[Chart and figure data]
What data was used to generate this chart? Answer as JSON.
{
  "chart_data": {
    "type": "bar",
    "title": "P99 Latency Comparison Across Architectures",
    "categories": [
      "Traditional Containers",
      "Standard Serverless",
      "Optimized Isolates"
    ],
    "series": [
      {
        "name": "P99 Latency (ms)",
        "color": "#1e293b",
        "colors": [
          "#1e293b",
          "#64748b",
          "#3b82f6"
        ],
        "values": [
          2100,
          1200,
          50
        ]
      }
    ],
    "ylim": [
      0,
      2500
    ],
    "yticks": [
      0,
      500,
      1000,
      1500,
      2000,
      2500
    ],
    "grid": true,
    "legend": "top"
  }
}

---

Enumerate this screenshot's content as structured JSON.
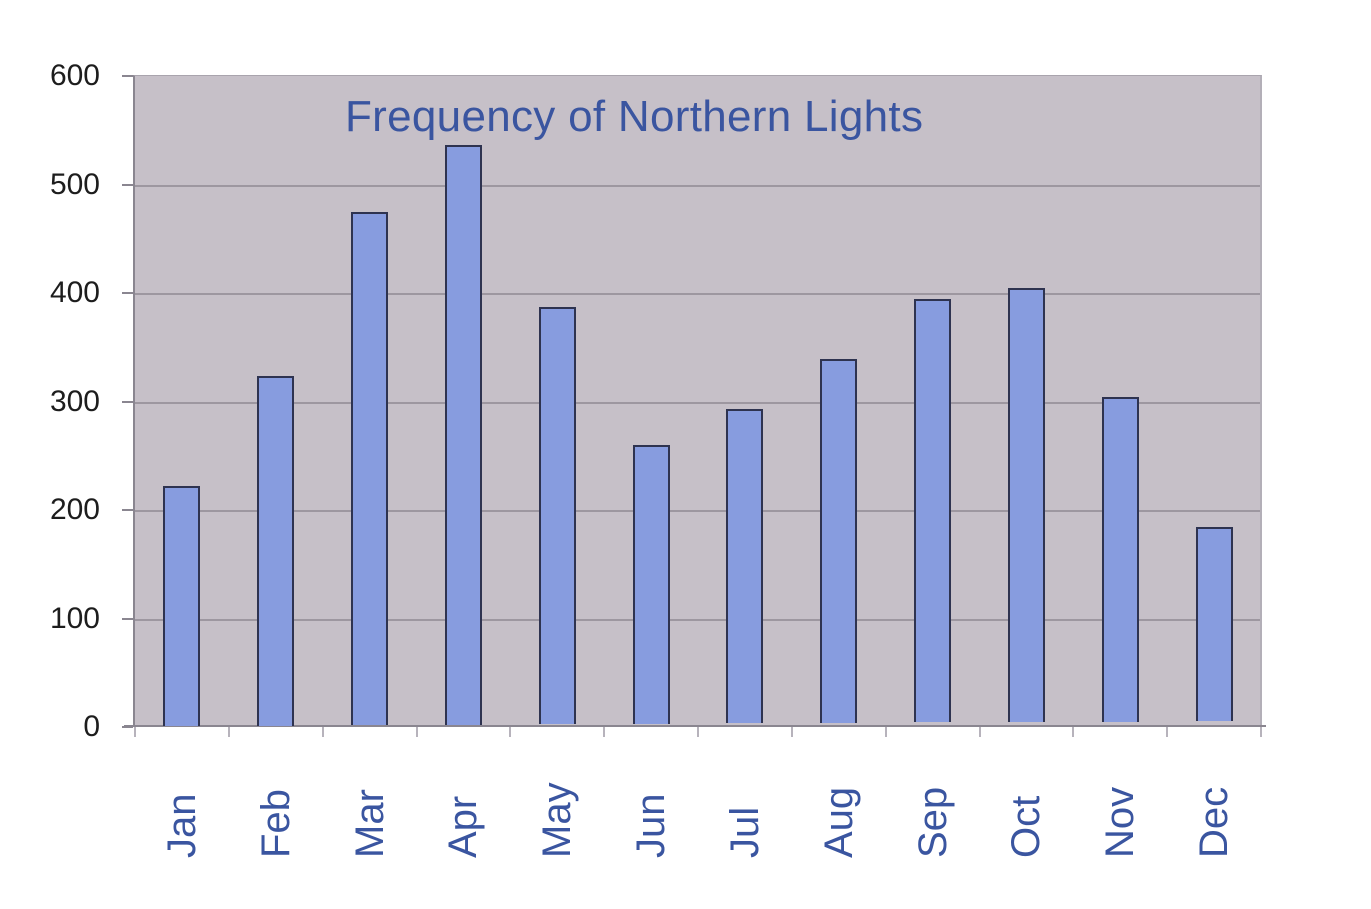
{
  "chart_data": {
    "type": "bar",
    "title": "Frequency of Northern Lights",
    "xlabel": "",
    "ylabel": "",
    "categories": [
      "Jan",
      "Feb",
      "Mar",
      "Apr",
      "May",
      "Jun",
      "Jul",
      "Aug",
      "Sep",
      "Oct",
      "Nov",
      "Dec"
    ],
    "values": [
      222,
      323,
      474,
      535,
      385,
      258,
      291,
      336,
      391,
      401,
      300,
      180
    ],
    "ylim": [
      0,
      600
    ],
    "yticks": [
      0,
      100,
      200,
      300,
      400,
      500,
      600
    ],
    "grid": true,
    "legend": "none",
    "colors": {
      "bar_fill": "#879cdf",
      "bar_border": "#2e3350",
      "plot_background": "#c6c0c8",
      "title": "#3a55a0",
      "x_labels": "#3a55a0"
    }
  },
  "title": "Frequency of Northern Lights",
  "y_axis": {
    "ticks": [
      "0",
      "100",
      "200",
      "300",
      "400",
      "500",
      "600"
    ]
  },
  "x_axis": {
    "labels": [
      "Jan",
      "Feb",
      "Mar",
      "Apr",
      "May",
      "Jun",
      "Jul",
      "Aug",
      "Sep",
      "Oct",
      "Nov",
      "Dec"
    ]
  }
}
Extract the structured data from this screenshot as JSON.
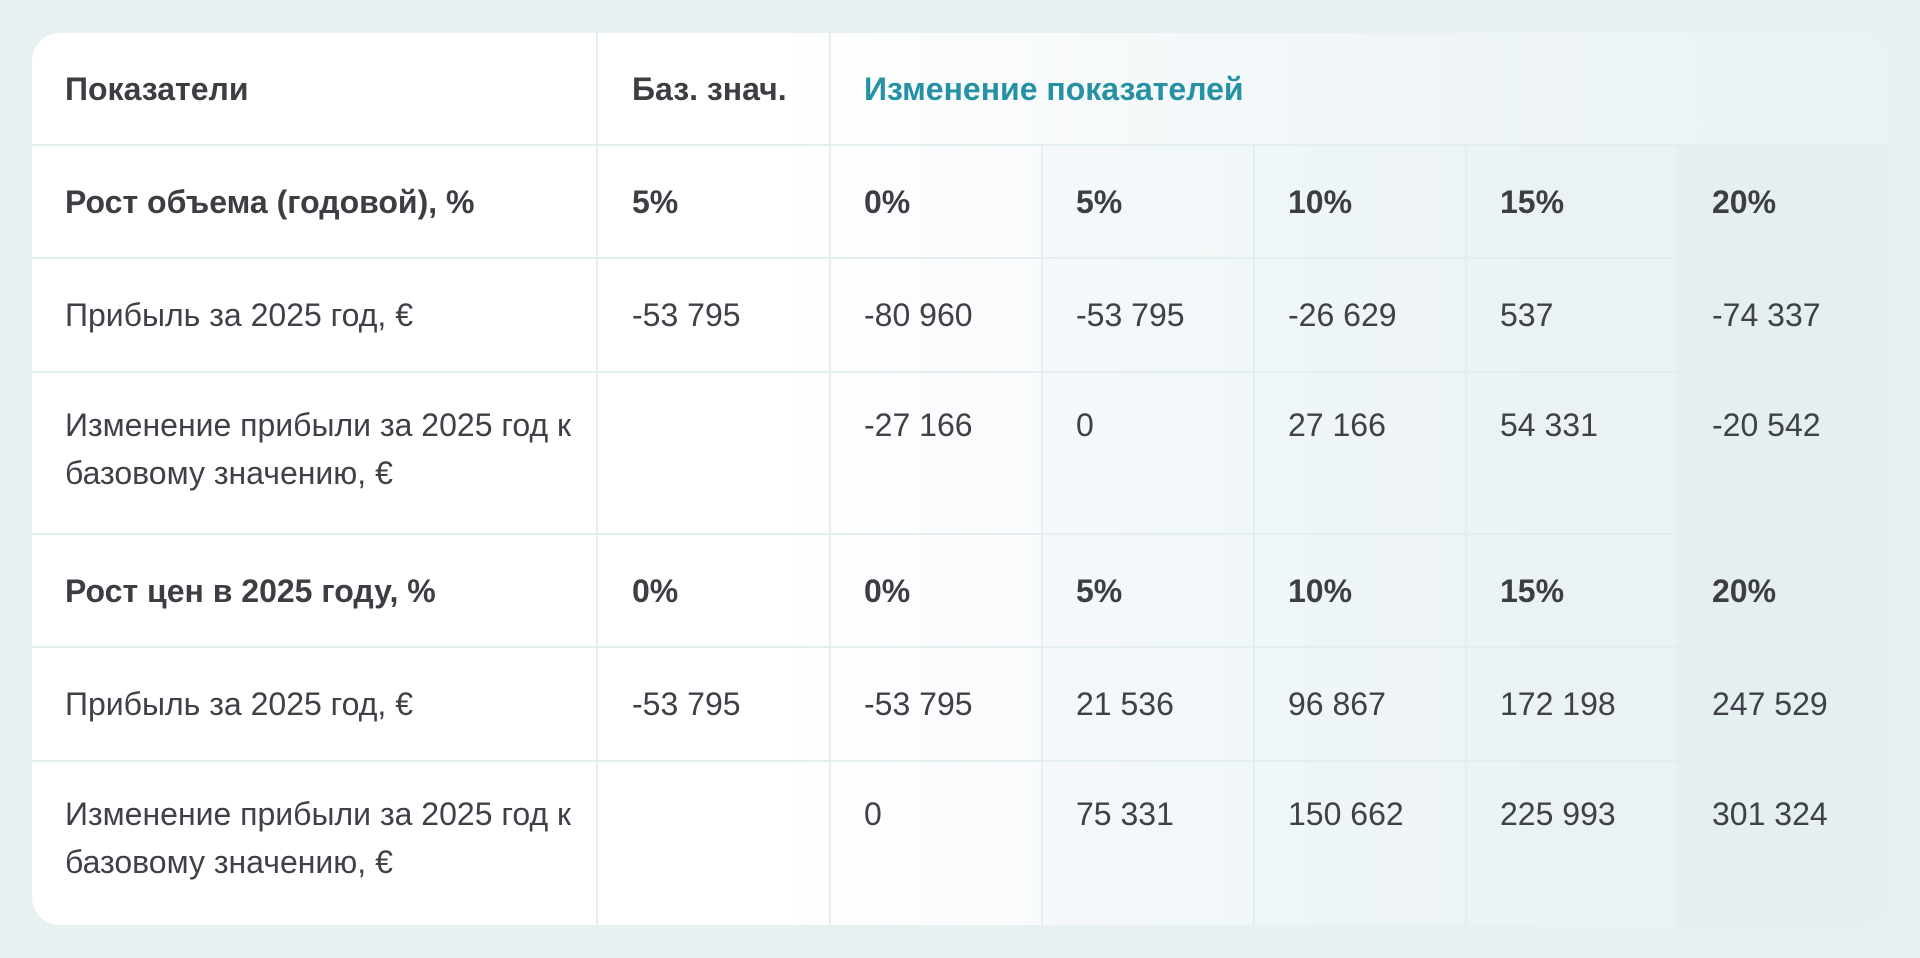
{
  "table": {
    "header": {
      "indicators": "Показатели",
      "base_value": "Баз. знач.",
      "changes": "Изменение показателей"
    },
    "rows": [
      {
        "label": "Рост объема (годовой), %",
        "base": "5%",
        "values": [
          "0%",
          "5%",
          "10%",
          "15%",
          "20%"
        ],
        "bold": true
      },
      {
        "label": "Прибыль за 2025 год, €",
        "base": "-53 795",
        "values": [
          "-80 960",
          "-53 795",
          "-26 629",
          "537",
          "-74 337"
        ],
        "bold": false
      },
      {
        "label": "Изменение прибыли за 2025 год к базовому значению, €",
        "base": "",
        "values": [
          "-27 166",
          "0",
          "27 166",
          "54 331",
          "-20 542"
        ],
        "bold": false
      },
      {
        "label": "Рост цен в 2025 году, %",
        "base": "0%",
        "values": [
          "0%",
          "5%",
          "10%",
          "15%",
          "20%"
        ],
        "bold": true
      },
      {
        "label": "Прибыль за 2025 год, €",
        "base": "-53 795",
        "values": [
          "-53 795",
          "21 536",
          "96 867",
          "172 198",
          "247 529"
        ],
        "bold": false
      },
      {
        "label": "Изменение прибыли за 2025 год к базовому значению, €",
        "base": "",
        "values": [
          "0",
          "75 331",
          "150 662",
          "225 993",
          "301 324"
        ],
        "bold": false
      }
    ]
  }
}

* [WHAT IS REQUIRED]:
For the listing above, identify each line bearing "JSON".

* [OUTPUT OF THE EXERCISE]:
What data was used to generate this chart? Answer as JSON.
Enumerate this screenshot's content as structured JSON.
Extract the structured data from this screenshot as JSON.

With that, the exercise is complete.